— start PROVIDED RECORDS —

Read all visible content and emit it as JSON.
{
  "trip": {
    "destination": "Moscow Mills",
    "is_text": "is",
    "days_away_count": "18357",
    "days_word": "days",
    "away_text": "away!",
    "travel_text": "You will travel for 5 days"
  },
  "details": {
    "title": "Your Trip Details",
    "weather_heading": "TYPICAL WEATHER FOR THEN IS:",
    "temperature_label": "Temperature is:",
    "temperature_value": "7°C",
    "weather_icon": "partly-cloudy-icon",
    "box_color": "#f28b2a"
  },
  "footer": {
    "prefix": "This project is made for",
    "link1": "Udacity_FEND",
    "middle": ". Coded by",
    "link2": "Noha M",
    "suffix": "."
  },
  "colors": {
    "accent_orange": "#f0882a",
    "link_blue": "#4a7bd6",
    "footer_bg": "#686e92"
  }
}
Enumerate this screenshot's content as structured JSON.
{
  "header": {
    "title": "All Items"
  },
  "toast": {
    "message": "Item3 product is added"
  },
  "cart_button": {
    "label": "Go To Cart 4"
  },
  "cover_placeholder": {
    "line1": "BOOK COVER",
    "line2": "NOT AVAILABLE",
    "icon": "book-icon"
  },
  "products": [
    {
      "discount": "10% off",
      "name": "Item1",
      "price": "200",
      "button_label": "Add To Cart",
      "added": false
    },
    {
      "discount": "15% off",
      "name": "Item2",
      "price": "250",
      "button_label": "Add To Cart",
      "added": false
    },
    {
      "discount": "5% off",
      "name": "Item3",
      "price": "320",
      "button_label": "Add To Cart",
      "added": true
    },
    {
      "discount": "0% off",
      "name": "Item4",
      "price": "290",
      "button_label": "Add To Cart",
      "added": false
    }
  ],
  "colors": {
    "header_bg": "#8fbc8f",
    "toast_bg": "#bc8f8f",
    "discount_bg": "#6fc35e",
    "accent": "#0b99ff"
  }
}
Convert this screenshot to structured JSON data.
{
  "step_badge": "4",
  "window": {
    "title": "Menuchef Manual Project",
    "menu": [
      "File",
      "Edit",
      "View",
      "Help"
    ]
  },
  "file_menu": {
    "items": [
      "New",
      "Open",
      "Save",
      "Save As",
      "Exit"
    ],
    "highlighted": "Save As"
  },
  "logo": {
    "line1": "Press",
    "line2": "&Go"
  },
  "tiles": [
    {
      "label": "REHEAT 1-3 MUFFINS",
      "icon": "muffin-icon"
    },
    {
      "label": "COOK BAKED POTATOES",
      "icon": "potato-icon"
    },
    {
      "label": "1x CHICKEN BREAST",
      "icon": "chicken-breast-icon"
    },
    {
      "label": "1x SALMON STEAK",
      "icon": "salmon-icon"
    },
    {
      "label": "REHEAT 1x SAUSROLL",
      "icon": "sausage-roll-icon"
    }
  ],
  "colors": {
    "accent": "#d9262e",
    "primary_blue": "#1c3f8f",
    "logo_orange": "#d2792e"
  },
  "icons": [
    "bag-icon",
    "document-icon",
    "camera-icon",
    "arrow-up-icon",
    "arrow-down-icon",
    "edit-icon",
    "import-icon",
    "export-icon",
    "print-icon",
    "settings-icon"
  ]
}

— end PROVIDED RECORDS —

§ DO THIS:
Write out every line of the entries that holds the word "JSON".

§ SOLUTION FOR THIS PROBLEM:
Read all visible content and emit it as JSON.
Enumerate this screenshot's content as structured JSON.
Convert this screenshot to structured JSON data.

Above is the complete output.